### GOAL
Reproduce each of the records below line for line, without changing a single character.

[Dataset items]
◆ ◆ ◆ ◆
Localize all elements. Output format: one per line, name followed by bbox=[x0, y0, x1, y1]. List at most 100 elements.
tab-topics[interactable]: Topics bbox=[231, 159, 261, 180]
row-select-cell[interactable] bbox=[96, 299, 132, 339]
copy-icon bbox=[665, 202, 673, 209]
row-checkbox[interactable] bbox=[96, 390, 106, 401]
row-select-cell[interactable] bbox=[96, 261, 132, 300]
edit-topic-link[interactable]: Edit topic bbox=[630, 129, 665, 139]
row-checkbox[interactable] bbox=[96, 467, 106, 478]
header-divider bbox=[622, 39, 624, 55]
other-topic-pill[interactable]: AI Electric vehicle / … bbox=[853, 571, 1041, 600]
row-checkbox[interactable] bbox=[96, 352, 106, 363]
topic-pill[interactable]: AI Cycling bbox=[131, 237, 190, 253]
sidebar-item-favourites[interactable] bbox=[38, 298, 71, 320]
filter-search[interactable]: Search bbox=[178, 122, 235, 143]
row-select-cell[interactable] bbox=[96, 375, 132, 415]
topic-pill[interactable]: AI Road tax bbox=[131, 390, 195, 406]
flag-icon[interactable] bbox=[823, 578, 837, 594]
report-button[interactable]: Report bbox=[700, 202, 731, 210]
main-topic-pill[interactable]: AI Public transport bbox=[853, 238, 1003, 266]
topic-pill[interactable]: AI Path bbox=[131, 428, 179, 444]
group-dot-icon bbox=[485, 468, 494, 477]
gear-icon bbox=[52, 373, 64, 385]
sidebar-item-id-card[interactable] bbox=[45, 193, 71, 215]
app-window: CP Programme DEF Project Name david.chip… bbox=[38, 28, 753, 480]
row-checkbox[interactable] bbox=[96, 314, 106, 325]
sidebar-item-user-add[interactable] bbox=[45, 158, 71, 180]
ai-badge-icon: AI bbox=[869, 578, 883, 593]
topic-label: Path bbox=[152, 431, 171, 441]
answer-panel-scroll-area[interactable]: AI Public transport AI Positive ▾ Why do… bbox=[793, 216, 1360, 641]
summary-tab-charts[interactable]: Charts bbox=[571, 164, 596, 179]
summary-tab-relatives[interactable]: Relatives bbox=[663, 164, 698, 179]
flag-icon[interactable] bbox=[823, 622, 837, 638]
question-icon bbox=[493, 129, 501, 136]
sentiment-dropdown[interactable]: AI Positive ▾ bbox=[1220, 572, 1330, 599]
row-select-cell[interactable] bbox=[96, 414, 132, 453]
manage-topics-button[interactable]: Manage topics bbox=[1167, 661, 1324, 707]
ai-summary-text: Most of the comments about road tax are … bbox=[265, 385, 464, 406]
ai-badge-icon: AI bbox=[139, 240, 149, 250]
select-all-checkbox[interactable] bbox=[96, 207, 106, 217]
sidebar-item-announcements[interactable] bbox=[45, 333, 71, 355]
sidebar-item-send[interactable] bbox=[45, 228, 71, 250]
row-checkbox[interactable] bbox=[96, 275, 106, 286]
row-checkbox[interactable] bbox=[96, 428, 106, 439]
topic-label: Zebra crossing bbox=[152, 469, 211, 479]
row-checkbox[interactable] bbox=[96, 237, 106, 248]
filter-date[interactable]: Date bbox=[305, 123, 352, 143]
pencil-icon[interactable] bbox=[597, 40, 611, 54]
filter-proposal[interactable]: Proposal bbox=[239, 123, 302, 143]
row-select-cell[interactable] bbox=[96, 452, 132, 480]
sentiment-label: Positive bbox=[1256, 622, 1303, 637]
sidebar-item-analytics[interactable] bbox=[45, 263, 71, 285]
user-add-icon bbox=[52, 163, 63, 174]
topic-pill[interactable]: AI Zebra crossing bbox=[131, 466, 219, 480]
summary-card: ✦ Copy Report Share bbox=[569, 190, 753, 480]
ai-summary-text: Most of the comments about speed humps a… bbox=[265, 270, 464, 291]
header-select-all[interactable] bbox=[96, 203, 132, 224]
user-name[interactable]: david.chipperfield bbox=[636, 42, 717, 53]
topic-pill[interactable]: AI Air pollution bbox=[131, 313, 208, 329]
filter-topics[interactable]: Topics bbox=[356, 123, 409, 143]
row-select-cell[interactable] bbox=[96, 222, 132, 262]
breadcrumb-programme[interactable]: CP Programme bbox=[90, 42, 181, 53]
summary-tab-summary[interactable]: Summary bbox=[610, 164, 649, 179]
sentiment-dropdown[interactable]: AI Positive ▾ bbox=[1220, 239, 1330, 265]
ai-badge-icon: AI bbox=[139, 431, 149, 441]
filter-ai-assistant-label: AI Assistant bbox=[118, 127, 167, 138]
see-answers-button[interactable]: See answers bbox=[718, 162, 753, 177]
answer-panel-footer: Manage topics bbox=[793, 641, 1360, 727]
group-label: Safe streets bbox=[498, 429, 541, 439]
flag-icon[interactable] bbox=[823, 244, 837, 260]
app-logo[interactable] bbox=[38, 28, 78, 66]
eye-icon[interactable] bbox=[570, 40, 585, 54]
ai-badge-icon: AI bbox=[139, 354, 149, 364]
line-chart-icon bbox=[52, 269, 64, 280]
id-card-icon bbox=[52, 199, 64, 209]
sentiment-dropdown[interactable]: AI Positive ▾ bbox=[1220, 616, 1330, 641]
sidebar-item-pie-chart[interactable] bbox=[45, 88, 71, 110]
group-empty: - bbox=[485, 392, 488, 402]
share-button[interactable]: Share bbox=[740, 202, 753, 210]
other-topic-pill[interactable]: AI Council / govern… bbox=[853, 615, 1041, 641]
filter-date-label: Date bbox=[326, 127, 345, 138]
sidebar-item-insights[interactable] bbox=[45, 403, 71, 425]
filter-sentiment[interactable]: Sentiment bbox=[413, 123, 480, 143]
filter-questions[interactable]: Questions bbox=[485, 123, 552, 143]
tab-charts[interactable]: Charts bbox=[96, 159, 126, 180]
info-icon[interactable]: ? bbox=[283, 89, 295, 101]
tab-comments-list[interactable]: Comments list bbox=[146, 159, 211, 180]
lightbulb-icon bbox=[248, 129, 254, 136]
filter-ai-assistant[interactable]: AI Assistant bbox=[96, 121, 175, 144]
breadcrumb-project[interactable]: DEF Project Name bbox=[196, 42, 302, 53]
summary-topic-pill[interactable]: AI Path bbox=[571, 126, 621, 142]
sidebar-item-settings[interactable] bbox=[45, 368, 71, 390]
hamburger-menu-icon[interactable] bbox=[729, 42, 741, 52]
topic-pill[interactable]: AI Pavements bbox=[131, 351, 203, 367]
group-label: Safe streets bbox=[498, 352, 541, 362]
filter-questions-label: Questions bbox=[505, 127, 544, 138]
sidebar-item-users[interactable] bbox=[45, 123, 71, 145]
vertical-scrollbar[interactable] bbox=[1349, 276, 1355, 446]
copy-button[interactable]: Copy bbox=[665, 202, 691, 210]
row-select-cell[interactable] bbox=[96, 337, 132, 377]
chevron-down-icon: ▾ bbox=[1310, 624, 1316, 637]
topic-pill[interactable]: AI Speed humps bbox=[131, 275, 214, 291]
◆ ◆ ◆ ◆
### EXERCISE RESPONSE
Localize all elements. Output format: one per line, name followed by bbox=[x0, y0, x1, y1]. List at most 100 elements.
tab-topics[interactable]: Topics bbox=[231, 159, 261, 180]
row-select-cell[interactable] bbox=[96, 299, 132, 339]
copy-icon bbox=[665, 202, 673, 209]
row-checkbox[interactable] bbox=[96, 390, 106, 401]
row-select-cell[interactable] bbox=[96, 261, 132, 300]
edit-topic-link[interactable]: Edit topic bbox=[630, 129, 665, 139]
row-checkbox[interactable] bbox=[96, 467, 106, 478]
header-divider bbox=[622, 39, 624, 55]
other-topic-pill[interactable]: AI Electric vehicle / … bbox=[853, 571, 1041, 600]
row-checkbox[interactable] bbox=[96, 352, 106, 363]
topic-pill[interactable]: AI Cycling bbox=[131, 237, 190, 253]
sidebar-item-favourites[interactable] bbox=[38, 298, 71, 320]
filter-search[interactable]: Search bbox=[178, 122, 235, 143]
row-select-cell[interactable] bbox=[96, 375, 132, 415]
topic-pill[interactable]: AI Road tax bbox=[131, 390, 195, 406]
flag-icon[interactable] bbox=[823, 578, 837, 594]
report-button[interactable]: Report bbox=[700, 202, 731, 210]
main-topic-pill[interactable]: AI Public transport bbox=[853, 238, 1003, 266]
topic-pill[interactable]: AI Path bbox=[131, 428, 179, 444]
group-dot-icon bbox=[485, 468, 494, 477]
gear-icon bbox=[52, 373, 64, 385]
sidebar-item-id-card[interactable] bbox=[45, 193, 71, 215]
app-window: CP Programme DEF Project Name david.chip… bbox=[38, 28, 753, 480]
row-checkbox[interactable] bbox=[96, 314, 106, 325]
sidebar-item-user-add[interactable] bbox=[45, 158, 71, 180]
ai-badge-icon: AI bbox=[869, 578, 883, 593]
topic-label: Path bbox=[152, 431, 171, 441]
answer-panel-scroll-area[interactable]: AI Public transport AI Positive ▾ Why do… bbox=[793, 216, 1360, 641]
summary-tab-charts[interactable]: Charts bbox=[571, 164, 596, 179]
summary-tab-relatives[interactable]: Relatives bbox=[663, 164, 698, 179]
flag-icon[interactable] bbox=[823, 622, 837, 638]
question-icon bbox=[493, 129, 501, 136]
sentiment-dropdown[interactable]: AI Positive ▾ bbox=[1220, 572, 1330, 599]
row-select-cell[interactable] bbox=[96, 414, 132, 453]
manage-topics-button[interactable]: Manage topics bbox=[1167, 661, 1324, 707]
ai-summary-text: Most of the comments about road tax are … bbox=[265, 385, 464, 406]
ai-badge-icon: AI bbox=[139, 240, 149, 250]
select-all-checkbox[interactable] bbox=[96, 207, 106, 217]
sidebar-item-announcements[interactable] bbox=[45, 333, 71, 355]
sidebar-item-send[interactable] bbox=[45, 228, 71, 250]
row-checkbox[interactable] bbox=[96, 275, 106, 286]
row-checkbox[interactable] bbox=[96, 428, 106, 439]
topic-label: Zebra crossing bbox=[152, 469, 211, 479]
row-checkbox[interactable] bbox=[96, 237, 106, 248]
filter-date[interactable]: Date bbox=[305, 123, 352, 143]
pencil-icon[interactable] bbox=[597, 40, 611, 54]
filter-proposal[interactable]: Proposal bbox=[239, 123, 302, 143]
row-select-cell[interactable] bbox=[96, 452, 132, 480]
sentiment-label: Positive bbox=[1256, 622, 1303, 637]
sidebar-item-analytics[interactable] bbox=[45, 263, 71, 285]
user-add-icon bbox=[52, 163, 63, 174]
topic-pill[interactable]: AI Zebra crossing bbox=[131, 466, 219, 480]
summary-card: ✦ Copy Report Share bbox=[569, 190, 753, 480]
ai-summary-text: Most of the comments about speed humps a… bbox=[265, 270, 464, 291]
header-select-all[interactable] bbox=[96, 203, 132, 224]
user-name[interactable]: david.chipperfield bbox=[636, 42, 717, 53]
topic-pill[interactable]: AI Air pollution bbox=[131, 313, 208, 329]
filter-topics[interactable]: Topics bbox=[356, 123, 409, 143]
row-select-cell[interactable] bbox=[96, 222, 132, 262]
breadcrumb-programme[interactable]: CP Programme bbox=[90, 42, 181, 53]
summary-tab-summary[interactable]: Summary bbox=[610, 164, 649, 179]
sentiment-dropdown[interactable]: AI Positive ▾ bbox=[1220, 239, 1330, 265]
ai-badge-icon: AI bbox=[139, 431, 149, 441]
filter-ai-assistant-label: AI Assistant bbox=[118, 127, 167, 138]
see-answers-button[interactable]: See answers bbox=[718, 162, 753, 177]
answer-panel-footer: Manage topics bbox=[793, 641, 1360, 727]
group-label: Safe streets bbox=[498, 429, 541, 439]
flag-icon[interactable] bbox=[823, 244, 837, 260]
app-logo[interactable] bbox=[38, 28, 78, 66]
eye-icon[interactable] bbox=[570, 40, 585, 54]
ai-badge-icon: AI bbox=[139, 354, 149, 364]
line-chart-icon bbox=[52, 269, 64, 280]
id-card-icon bbox=[52, 199, 64, 209]
sentiment-dropdown[interactable]: AI Positive ▾ bbox=[1220, 616, 1330, 641]
sidebar-item-pie-chart[interactable] bbox=[45, 88, 71, 110]
group-empty: - bbox=[485, 392, 488, 402]
share-button[interactable]: Share bbox=[740, 202, 753, 210]
other-topic-pill[interactable]: AI Council / govern… bbox=[853, 615, 1041, 641]
filter-date-label: Date bbox=[326, 127, 345, 138]
sidebar-item-insights[interactable] bbox=[45, 403, 71, 425]
filter-sentiment[interactable]: Sentiment bbox=[413, 123, 480, 143]
filter-questions[interactable]: Questions bbox=[485, 123, 552, 143]
tab-charts[interactable]: Charts bbox=[96, 159, 126, 180]
info-icon[interactable]: ? bbox=[283, 89, 295, 101]
tab-comments-list[interactable]: Comments list bbox=[146, 159, 211, 180]
lightbulb-icon bbox=[248, 129, 254, 136]
filter-ai-assistant[interactable]: AI Assistant bbox=[96, 121, 175, 144]
breadcrumb-project[interactable]: DEF Project Name bbox=[196, 42, 302, 53]
summary-topic-pill[interactable]: AI Path bbox=[571, 126, 621, 142]
sidebar-item-settings[interactable] bbox=[45, 368, 71, 390]
hamburger-menu-icon[interactable] bbox=[729, 42, 741, 52]
topic-pill[interactable]: AI Pavements bbox=[131, 351, 203, 367]
group-label: Safe streets bbox=[498, 352, 541, 362]
filter-questions-label: Questions bbox=[505, 127, 544, 138]
sidebar-item-users[interactable] bbox=[45, 123, 71, 145]
vertical-scrollbar[interactable] bbox=[1349, 276, 1355, 446]
copy-button[interactable]: Copy bbox=[665, 202, 691, 210]
row-select-cell[interactable] bbox=[96, 337, 132, 377]
chevron-down-icon: ▾ bbox=[1310, 624, 1316, 637]
topic-pill[interactable]: AI Speed humps bbox=[131, 275, 214, 291]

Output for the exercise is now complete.